#### Stated task
Leave out the pictures and repeat everything else in the records exactly.

=== Records for the task ===

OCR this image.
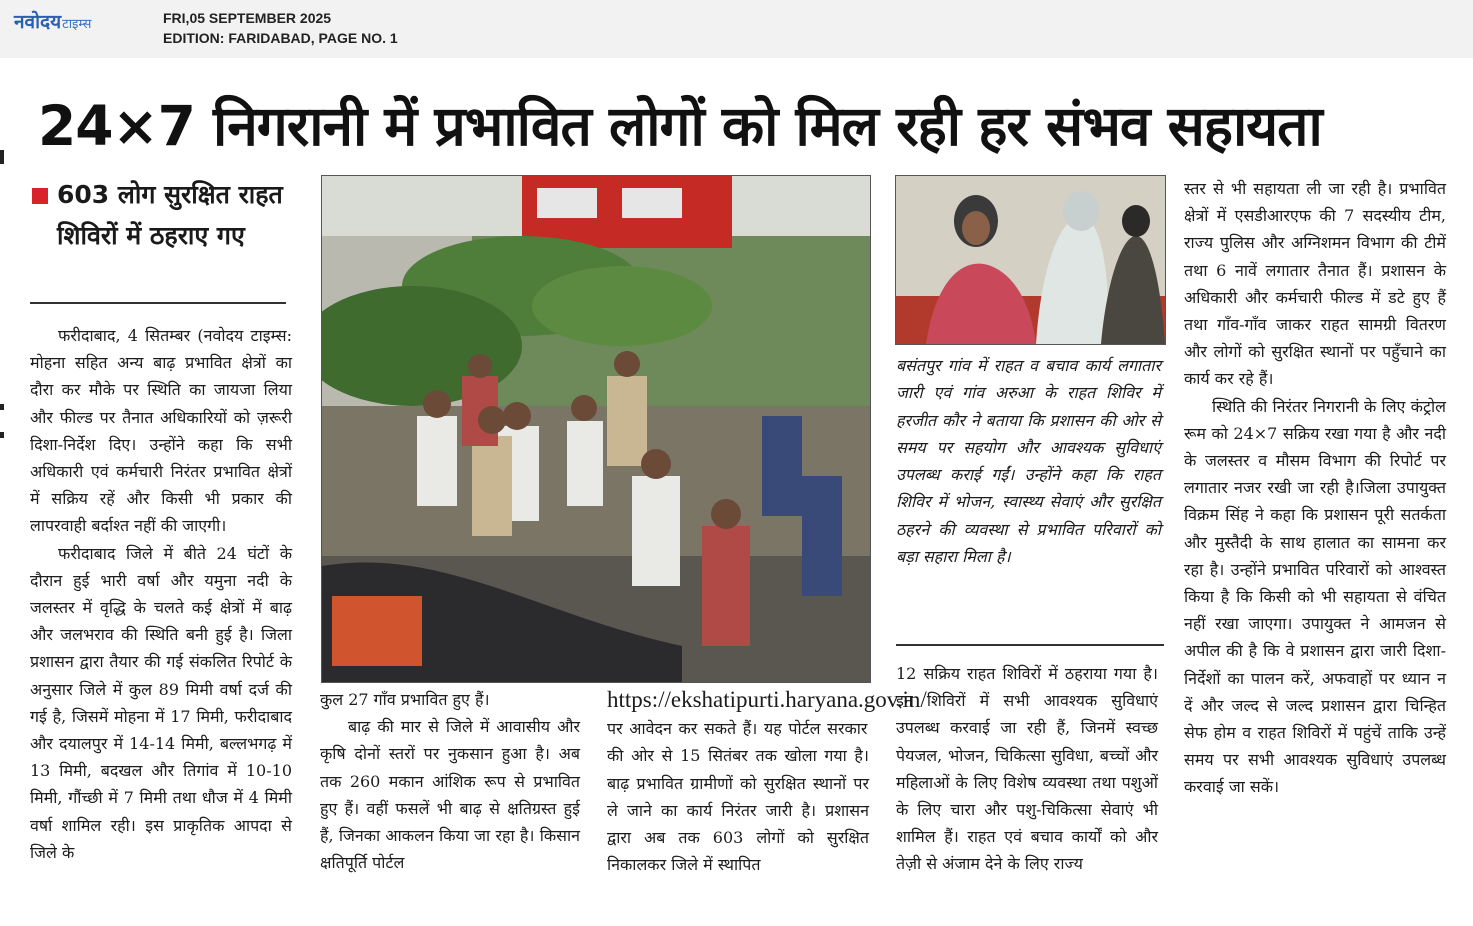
नवोदयटाइम्स	FRI,05 SEPTEMBER 2025
EDITION: FARIDABAD, PAGE NO. 1
24×7 निगरानी में प्रभावित लोगों को मिल रही हर संभव सहायता
603 लोग सुरक्षित राहत शिविरों में ठहराए गए

फरीदाबाद, 4 सितम्बर (नवोदय टाइम्स: मोहना सहित अन्य बाढ़ प्रभावित क्षेत्रों का दौरा कर मौके पर स्थिति का जायजा लिया और फील्ड पर तैनात अधिकारियों को ज़रूरी दिशा-निर्देश दिए। उन्होंने कहा कि सभी अधिकारी एवं कर्मचारी निरंतर प्रभावित क्षेत्रों में सक्रिय रहें और किसी भी प्रकार की लापरवाही बर्दाश्त नहीं की जाएगी।

फरीदाबाद जिले में बीते 24 घंटों के दौरान हुई भारी वर्षा और यमुना नदी के जलस्तर में वृद्धि के चलते कई क्षेत्रों में बाढ़ और जलभराव की स्थिति बनी हुई है। जिला प्रशासन द्वारा तैयार की गई संकलित रिपोर्ट के अनुसार जिले में कुल 89 मिमी वर्षा दर्ज की गई है, जिसमें मोहना में 17 मिमी, फरीदाबाद और दयालपुर में 14-14 मिमी, बल्लभगढ़ में 13 मिमी, बदखल और तिगांव में 10-10 मिमी, गौंच्छी में 7 मिमी तथा धौज में 4 मिमी वर्षा शामिल रही। इस प्राकृतिक आपदा से जिले के

कुल 27 गाँव प्रभावित हुए हैं।

बाढ़ की मार से जिले में आवासीय और कृषि दोनों स्तरों पर नुकसान हुआ है। अब तक 260 मकान आंशिक रूप से प्रभावित हुए हैं। वहीं फसलें भी बाढ़ से क्षतिग्रस्त हुई हैं, जिनका आकलन किया जा रहा है। किसान क्षतिपूर्ति पोर्टल

https://ekshatipurti.haryana.gov.in/ पर आवेदन कर सकते हैं। यह पोर्टल सरकार की ओर से 15 सितंबर तक खोला गया है। बाढ़ प्रभावित ग्रामीणों को सुरक्षित स्थानों पर ले जाने का कार्य निरंतर जारी है। प्रशासन द्वारा अब तक 603 लोगों को सुरक्षित निकालकर जिले में स्थापित

बसंतपुर गांव में राहत व बचाव कार्य लगातार जारी एवं गांव अरुआ के राहत शिविर में हरजीत कौर ने बताया कि प्रशासन की ओर से समय पर सहयोग और आवश्यक सुविधाएं उपलब्ध कराई गईं। उन्होंने कहा कि राहत शिविर में भोजन, स्वास्थ्य सेवाएं और सुरक्षित ठहरने की व्यवस्था से प्रभावित परिवारों को बड़ा सहारा मिला है।

12 सक्रिय राहत शिविरों में ठहराया गया है। इन शिविरों में सभी आवश्यक सुविधाएं उपलब्ध करवाई जा रही हैं, जिनमें स्वच्छ पेयजल, भोजन, चिकित्सा सुविधा, बच्चों और महिलाओं के लिए विशेष व्यवस्था तथा पशुओं के लिए चारा और पशु-चिकित्सा सेवाएं भी शामिल हैं। राहत एवं बचाव कार्यों को और तेज़ी से अंजाम देने के लिए राज्य

स्तर से भी सहायता ली जा रही है। प्रभावित क्षेत्रों में एसडीआरएफ की 7 सदस्यीय टीम, राज्य पुलिस और अग्निशमन विभाग की टीमें तथा 6 नावें लगातार तैनात हैं। प्रशासन के अधिकारी और कर्मचारी फील्ड में डटे हुए हैं तथा गाँव-गाँव जाकर राहत सामग्री वितरण और लोगों को सुरक्षित स्थानों पर पहुँचाने का कार्य कर रहे हैं।

स्थिति की निरंतर निगरानी के लिए कंट्रोल रूम को 24×7 सक्रिय रखा गया है और नदी के जलस्तर व मौसम विभाग की रिपोर्ट पर लगातार नजर रखी जा रही है।जिला उपायुक्त विक्रम सिंह ने कहा कि प्रशासन पूरी सतर्कता और मुस्तैदी के साथ हालात का सामना कर रहा है। उन्होंने प्रभावित परिवारों को आश्वस्त किया है कि किसी को भी सहायता से वंचित नहीं रखा जाएगा। उपायुक्त ने आमजन से अपील की है कि वे प्रशासन द्वारा जारी दिशा-निर्देशों का पालन करें, अफवाहों पर ध्यान न दें और जल्द से जल्द प्रशासन द्वारा चिन्हित सेफ होम व राहत शिविरों में पहुंचें ताकि उन्हें समय पर सभी आवश्यक सुविधाएं उपलब्ध करवाई जा सकें।
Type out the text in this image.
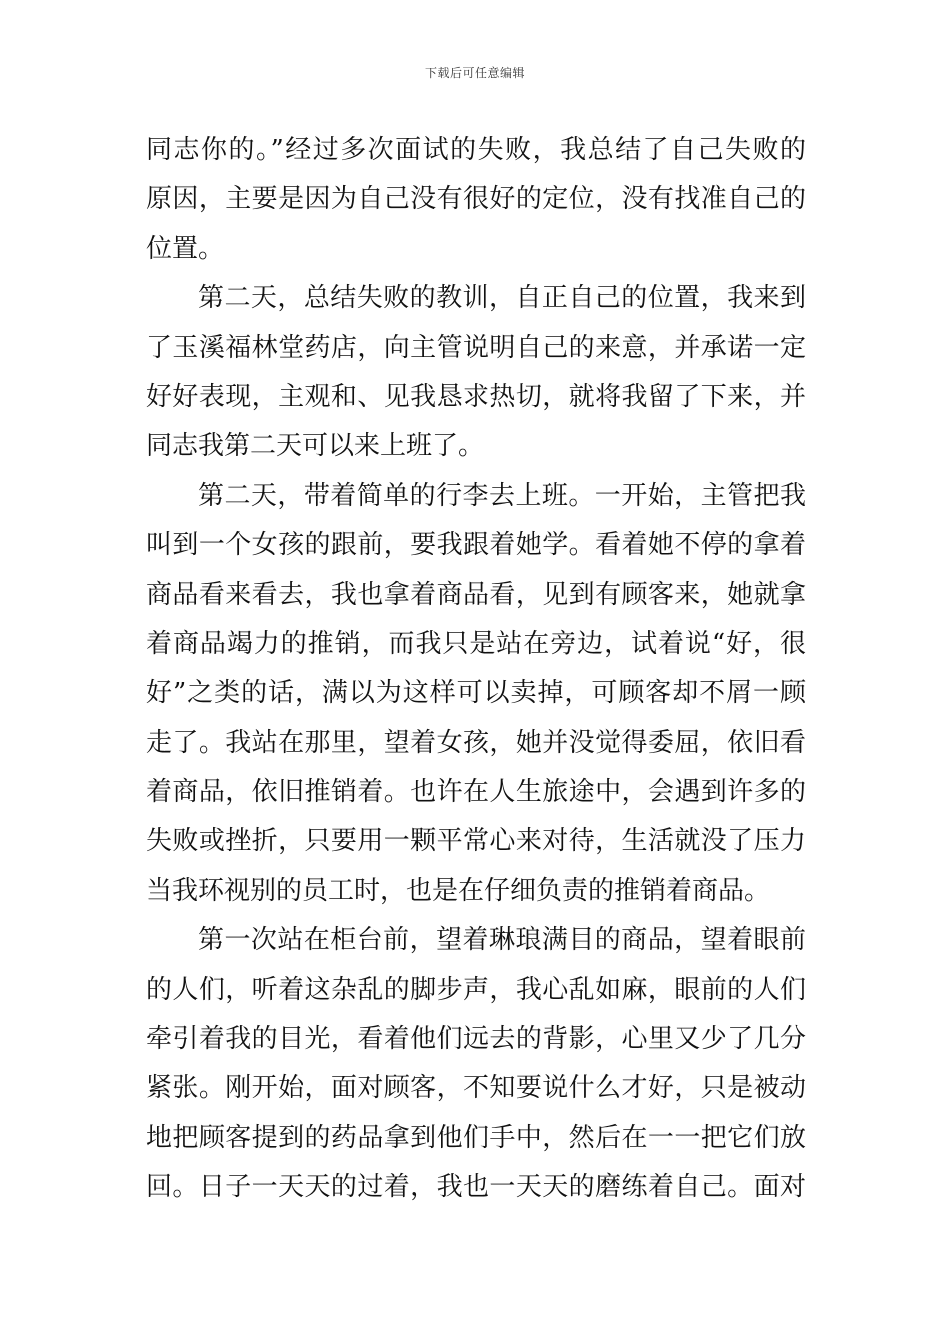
下载后可任意编辑
同志你的。”经过多次面试的失败，我总结了自己失败的
原因，主要是因为自己没有很好的定位，没有找准自己的
位置。
第二天，总结失败的教训，自正自己的位置，我来到
了玉溪福林堂药店，向主管说明自己的来意，并承诺一定
好好表现，主观和、见我恳求热切，就将我留了下来，并
同志我第二天可以来上班了。
第二天，带着简单的行李去上班。一开始，主管把我
叫到一个女孩的跟前，要我跟着她学。看着她不停的拿着
商品看来看去，我也拿着商品看，见到有顾客来，她就拿
着商品竭力的推销，而我只是站在旁边，试着说“好，很
好”之类的话，满以为这样可以卖掉，可顾客却不屑一顾
走了。我站在那里，望着女孩，她并没觉得委屈，依旧看
着商品，依旧推销着。也许在人生旅途中，会遇到许多的
失败或挫折，只要用一颗平常心来对待，生活就没了压力
当我环视别的员工时，也是在仔细负责的推销着商品。
第一次站在柜台前，望着琳琅满目的商品，望着眼前
的人们，听着这杂乱的脚步声，我心乱如麻，眼前的人们
牵引着我的目光，看着他们远去的背影，心里又少了几分
紧张。刚开始，面对顾客，不知要说什么才好，只是被动
地把顾客提到的药品拿到他们手中，然后在一一把它们放
回。日子一天天的过着，我也一天天的磨练着自己。面对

===

#### The answer
OCR this image.
नवोदयटाइम्स	FRI,05 SEPTEMBER 2025
EDITION: FARIDABAD, PAGE NO. 1
24×7 निगरानी में प्रभावित लोगों को मिल रही हर संभव सहायता
603 लोग सुरक्षित राहत शिविरों में ठहराए गए

फरीदाबाद, 4 सितम्बर (नवोदय टाइम्स: मोहना सहित अन्य बाढ़ प्रभावित क्षेत्रों का दौरा कर मौके पर स्थिति का जायजा लिया और फील्ड पर तैनात अधिकारियों को ज़रूरी दिशा-निर्देश दिए। उन्होंने कहा कि सभी अधिकारी एवं कर्मचारी निरंतर प्रभावित क्षेत्रों में सक्रिय रहें और किसी भी प्रकार की लापरवाही बर्दाश्त नहीं की जाएगी।

फरीदाबाद जिले में बीते 24 घंटों के दौरान हुई भारी वर्षा और यमुना नदी के जलस्तर में वृद्धि के चलते कई क्षेत्रों में बाढ़ और जलभराव की स्थिति बनी हुई है। जिला प्रशासन द्वारा तैयार की गई संकलित रिपोर्ट के अनुसार जिले में कुल 89 मिमी वर्षा दर्ज की गई है, जिसमें मोहना में 17 मिमी, फरीदाबाद और दयालपुर में 14-14 मिमी, बल्लभगढ़ में 13 मिमी, बदखल और तिगांव में 10-10 मिमी, गौंच्छी में 7 मिमी तथा धौज में 4 मिमी वर्षा शामिल रही। इस प्राकृतिक आपदा से जिले के

कुल 27 गाँव प्रभावित हुए हैं।

बाढ़ की मार से जिले में आवासीय और कृषि दोनों स्तरों पर नुकसान हुआ है। अब तक 260 मकान आंशिक रूप से प्रभावित हुए हैं। वहीं फसलें भी बाढ़ से क्षतिग्रस्त हुई हैं, जिनका आकलन किया जा रहा है। किसान क्षतिपूर्ति पोर्टल

https://ekshatipurti.haryana.gov.in/ पर आवेदन कर सकते हैं। यह पोर्टल सरकार की ओर से 15 सितंबर तक खोला गया है। बाढ़ प्रभावित ग्रामीणों को सुरक्षित स्थानों पर ले जाने का कार्य निरंतर जारी है। प्रशासन द्वारा अब तक 603 लोगों को सुरक्षित निकालकर जिले में स्थापित

बसंतपुर गांव में राहत व बचाव कार्य लगातार जारी एवं गांव अरुआ के राहत शिविर में हरजीत कौर ने बताया कि प्रशासन की ओर से समय पर सहयोग और आवश्यक सुविधाएं उपलब्ध कराई गईं। उन्होंने कहा कि राहत शिविर में भोजन, स्वास्थ्य सेवाएं और सुरक्षित ठहरने की व्यवस्था से प्रभावित परिवारों को बड़ा सहारा मिला है।

12 सक्रिय राहत शिविरों में ठहराया गया है। इन शिविरों में सभी आवश्यक सुविधाएं उपलब्ध करवाई जा रही हैं, जिनमें स्वच्छ पेयजल, भोजन, चिकित्सा सुविधा, बच्चों और महिलाओं के लिए विशेष व्यवस्था तथा पशुओं के लिए चारा और पशु-चिकित्सा सेवाएं भी शामिल हैं। राहत एवं बचाव कार्यों को और तेज़ी से अंजाम देने के लिए राज्य

स्तर से भी सहायता ली जा रही है। प्रभावित क्षेत्रों में एसडीआरएफ की 7 सदस्यीय टीम, राज्य पुलिस और अग्निशमन विभाग की टीमें तथा 6 नावें लगातार तैनात हैं। प्रशासन के अधिकारी और कर्मचारी फील्ड में डटे हुए हैं तथा गाँव-गाँव जाकर राहत सामग्री वितरण और लोगों को सुरक्षित स्थानों पर पहुँचाने का कार्य कर रहे हैं।

स्थिति की निरंतर निगरानी के लिए कंट्रोल रूम को 24×7 सक्रिय रखा गया है और नदी के जलस्तर व मौसम विभाग की रिपोर्ट पर लगातार नजर रखी जा रही है।जिला उपायुक्त विक्रम सिंह ने कहा कि प्रशासन पूरी सतर्कता और मुस्तैदी के साथ हालात का सामना कर रहा है। उन्होंने प्रभावित परिवारों को आश्वस्त किया है कि किसी को भी सहायता से वंचित नहीं रखा जाएगा। उपायुक्त ने आमजन से अपील की है कि वे प्रशासन द्वारा जारी दिशा-निर्देशों का पालन करें, अफवाहों पर ध्यान न दें और जल्द से जल्द प्रशासन द्वारा चिन्हित सेफ होम व राहत शिविरों में पहुंचें ताकि उन्हें समय पर सभी आवश्यक सुविधाएं उपलब्ध करवाई जा सकें।
Type out the text in this image.
下载后可任意编辑
同志你的。”经过多次面试的失败，我总结了自己失败的
原因，主要是因为自己没有很好的定位，没有找准自己的
位置。
第二天，总结失败的教训，自正自己的位置，我来到
了玉溪福林堂药店，向主管说明自己的来意，并承诺一定
好好表现，主观和、见我恳求热切，就将我留了下来，并
同志我第二天可以来上班了。
第二天，带着简单的行李去上班。一开始，主管把我
叫到一个女孩的跟前，要我跟着她学。看着她不停的拿着
商品看来看去，我也拿着商品看，见到有顾客来，她就拿
着商品竭力的推销，而我只是站在旁边，试着说“好，很
好”之类的话，满以为这样可以卖掉，可顾客却不屑一顾
走了。我站在那里，望着女孩，她并没觉得委屈，依旧看
着商品，依旧推销着。也许在人生旅途中，会遇到许多的
失败或挫折，只要用一颗平常心来对待，生活就没了压力
当我环视别的员工时，也是在仔细负责的推销着商品。
第一次站在柜台前，望着琳琅满目的商品，望着眼前
的人们，听着这杂乱的脚步声，我心乱如麻，眼前的人们
牵引着我的目光，看着他们远去的背影，心里又少了几分
紧张。刚开始，面对顾客，不知要说什么才好，只是被动
地把顾客提到的药品拿到他们手中，然后在一一把它们放
回。日子一天天的过着，我也一天天的磨练着自己。面对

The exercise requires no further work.